WHAT THE EXERCISE ASKS
Copy out lines with the word "structured" from the material that follows.

####

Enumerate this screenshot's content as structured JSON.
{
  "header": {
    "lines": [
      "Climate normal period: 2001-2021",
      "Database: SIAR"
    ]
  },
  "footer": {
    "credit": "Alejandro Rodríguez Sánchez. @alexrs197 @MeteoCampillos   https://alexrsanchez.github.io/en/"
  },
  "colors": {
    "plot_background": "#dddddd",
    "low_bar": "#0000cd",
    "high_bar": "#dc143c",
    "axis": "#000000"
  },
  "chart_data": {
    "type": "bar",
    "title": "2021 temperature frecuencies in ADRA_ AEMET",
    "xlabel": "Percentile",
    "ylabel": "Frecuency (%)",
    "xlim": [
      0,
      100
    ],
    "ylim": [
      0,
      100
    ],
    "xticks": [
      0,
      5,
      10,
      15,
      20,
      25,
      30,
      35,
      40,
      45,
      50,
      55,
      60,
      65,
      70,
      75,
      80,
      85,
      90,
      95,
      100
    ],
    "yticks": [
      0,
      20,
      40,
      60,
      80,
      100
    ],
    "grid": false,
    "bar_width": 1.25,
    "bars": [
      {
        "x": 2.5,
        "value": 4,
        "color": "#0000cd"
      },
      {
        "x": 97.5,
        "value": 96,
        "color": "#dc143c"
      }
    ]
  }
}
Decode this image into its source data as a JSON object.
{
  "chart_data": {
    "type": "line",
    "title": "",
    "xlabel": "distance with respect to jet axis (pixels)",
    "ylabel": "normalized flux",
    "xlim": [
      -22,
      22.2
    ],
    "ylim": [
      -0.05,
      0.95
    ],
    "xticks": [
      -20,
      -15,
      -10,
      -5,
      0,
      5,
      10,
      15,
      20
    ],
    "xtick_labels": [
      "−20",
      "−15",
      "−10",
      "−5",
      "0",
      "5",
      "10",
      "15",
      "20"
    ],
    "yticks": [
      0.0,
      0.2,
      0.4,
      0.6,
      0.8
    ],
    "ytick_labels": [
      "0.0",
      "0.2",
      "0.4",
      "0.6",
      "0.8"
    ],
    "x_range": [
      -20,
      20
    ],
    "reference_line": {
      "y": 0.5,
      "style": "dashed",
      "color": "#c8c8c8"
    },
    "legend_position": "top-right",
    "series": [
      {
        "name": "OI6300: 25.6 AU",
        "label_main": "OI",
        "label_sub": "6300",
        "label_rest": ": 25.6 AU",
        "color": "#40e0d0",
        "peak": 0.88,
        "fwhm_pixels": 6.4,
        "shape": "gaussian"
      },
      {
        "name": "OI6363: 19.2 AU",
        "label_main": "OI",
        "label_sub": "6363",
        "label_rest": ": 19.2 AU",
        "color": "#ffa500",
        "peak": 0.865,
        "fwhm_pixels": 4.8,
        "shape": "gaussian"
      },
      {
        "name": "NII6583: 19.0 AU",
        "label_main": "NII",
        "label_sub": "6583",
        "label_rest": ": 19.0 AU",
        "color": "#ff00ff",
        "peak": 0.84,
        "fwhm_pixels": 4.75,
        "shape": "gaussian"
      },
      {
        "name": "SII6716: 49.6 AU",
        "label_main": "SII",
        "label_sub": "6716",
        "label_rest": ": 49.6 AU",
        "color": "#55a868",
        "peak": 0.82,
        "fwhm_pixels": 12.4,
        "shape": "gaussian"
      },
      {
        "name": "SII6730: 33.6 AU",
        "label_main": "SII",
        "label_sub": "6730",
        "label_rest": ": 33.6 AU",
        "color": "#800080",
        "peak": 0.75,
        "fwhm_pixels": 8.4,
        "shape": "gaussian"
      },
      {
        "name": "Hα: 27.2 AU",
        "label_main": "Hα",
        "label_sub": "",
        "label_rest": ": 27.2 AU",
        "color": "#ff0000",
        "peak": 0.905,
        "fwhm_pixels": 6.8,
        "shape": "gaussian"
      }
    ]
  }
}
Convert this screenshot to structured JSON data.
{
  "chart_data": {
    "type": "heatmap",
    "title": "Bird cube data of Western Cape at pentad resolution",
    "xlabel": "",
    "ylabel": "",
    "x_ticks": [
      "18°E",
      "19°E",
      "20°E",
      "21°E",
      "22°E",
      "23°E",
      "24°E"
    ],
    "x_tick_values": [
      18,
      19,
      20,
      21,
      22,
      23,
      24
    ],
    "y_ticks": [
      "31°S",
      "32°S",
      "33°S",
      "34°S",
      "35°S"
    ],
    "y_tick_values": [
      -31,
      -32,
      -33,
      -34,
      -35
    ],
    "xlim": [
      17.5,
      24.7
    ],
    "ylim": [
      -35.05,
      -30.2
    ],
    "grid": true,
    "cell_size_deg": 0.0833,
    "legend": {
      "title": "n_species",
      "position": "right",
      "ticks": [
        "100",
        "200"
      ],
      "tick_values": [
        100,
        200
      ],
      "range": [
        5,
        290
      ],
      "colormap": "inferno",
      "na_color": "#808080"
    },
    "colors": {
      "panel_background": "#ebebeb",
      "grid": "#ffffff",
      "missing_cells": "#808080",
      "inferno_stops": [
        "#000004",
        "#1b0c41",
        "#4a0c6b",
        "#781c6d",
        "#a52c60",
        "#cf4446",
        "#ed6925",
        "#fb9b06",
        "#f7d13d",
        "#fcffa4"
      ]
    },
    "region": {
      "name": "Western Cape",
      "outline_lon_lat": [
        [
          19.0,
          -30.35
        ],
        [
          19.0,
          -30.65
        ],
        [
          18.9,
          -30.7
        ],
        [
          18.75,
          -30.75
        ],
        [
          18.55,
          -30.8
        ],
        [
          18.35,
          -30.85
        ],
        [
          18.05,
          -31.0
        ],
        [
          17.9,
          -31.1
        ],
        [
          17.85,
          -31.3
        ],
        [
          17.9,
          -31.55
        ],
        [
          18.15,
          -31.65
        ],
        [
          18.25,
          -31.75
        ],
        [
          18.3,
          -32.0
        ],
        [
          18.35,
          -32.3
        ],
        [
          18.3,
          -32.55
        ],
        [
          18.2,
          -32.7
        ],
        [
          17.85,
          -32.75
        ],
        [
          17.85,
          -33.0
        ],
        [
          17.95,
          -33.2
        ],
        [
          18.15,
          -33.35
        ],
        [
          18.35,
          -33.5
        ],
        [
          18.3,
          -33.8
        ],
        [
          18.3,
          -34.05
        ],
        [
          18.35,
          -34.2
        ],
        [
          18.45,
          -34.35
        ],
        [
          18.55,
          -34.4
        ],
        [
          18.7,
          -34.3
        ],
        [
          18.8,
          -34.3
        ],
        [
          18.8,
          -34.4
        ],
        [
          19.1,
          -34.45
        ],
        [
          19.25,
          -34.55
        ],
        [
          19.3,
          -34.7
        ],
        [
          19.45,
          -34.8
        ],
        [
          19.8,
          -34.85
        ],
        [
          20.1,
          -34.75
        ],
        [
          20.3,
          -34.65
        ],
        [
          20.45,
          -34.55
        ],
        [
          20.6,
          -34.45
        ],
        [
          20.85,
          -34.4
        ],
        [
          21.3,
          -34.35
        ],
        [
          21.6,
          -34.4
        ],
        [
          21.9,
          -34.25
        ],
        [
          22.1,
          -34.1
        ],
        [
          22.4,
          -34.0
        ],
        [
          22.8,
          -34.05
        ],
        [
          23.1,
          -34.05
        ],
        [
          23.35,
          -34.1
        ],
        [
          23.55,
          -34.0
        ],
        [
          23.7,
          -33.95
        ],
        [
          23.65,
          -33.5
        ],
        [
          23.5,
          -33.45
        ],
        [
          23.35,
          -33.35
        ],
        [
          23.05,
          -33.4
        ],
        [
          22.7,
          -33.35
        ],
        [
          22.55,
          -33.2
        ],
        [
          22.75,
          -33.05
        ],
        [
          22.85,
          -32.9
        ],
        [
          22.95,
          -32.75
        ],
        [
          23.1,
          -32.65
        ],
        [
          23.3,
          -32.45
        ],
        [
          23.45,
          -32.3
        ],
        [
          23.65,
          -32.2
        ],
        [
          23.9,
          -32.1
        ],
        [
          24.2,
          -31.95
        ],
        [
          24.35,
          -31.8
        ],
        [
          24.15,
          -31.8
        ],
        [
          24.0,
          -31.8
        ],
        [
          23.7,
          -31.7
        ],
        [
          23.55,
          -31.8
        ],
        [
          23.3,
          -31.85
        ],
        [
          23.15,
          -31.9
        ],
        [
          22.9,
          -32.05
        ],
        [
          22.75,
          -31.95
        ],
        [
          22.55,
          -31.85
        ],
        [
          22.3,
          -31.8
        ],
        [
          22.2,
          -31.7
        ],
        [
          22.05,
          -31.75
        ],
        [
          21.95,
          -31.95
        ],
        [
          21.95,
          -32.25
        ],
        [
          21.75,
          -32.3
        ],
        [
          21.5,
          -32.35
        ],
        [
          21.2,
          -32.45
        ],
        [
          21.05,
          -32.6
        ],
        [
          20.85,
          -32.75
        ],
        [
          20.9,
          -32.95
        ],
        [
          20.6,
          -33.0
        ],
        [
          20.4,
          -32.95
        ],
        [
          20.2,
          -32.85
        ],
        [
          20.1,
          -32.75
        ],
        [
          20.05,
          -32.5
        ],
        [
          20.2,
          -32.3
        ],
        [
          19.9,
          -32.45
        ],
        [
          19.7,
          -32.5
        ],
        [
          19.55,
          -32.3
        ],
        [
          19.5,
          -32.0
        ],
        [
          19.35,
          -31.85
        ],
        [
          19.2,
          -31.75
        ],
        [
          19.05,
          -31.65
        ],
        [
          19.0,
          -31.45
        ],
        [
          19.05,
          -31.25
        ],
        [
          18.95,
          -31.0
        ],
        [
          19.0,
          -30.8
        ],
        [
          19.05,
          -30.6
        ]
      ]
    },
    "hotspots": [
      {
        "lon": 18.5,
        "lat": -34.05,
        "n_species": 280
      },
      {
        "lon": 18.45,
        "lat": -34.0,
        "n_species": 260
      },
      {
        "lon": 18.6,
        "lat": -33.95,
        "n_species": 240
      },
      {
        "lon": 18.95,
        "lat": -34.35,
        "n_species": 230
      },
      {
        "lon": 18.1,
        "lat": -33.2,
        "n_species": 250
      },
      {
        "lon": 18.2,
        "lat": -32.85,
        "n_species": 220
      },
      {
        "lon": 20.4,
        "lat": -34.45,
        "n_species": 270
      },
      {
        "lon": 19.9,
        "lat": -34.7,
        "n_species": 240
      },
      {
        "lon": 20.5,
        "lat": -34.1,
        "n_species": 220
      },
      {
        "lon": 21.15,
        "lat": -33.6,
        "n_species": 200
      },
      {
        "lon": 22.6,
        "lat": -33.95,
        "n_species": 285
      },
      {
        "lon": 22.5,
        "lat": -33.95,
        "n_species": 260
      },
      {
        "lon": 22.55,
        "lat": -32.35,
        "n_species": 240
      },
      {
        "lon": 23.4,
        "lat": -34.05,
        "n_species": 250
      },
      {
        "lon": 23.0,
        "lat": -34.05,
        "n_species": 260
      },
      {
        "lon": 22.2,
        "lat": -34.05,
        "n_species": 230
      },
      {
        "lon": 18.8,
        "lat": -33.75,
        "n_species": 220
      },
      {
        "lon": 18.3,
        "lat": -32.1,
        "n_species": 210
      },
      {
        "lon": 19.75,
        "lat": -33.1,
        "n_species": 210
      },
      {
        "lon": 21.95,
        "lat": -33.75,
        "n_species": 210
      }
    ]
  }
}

####

EXPECTED OUTPUT
Enumerate this screenshot's content as structured JSON.
Convert this screenshot to structured JSON data.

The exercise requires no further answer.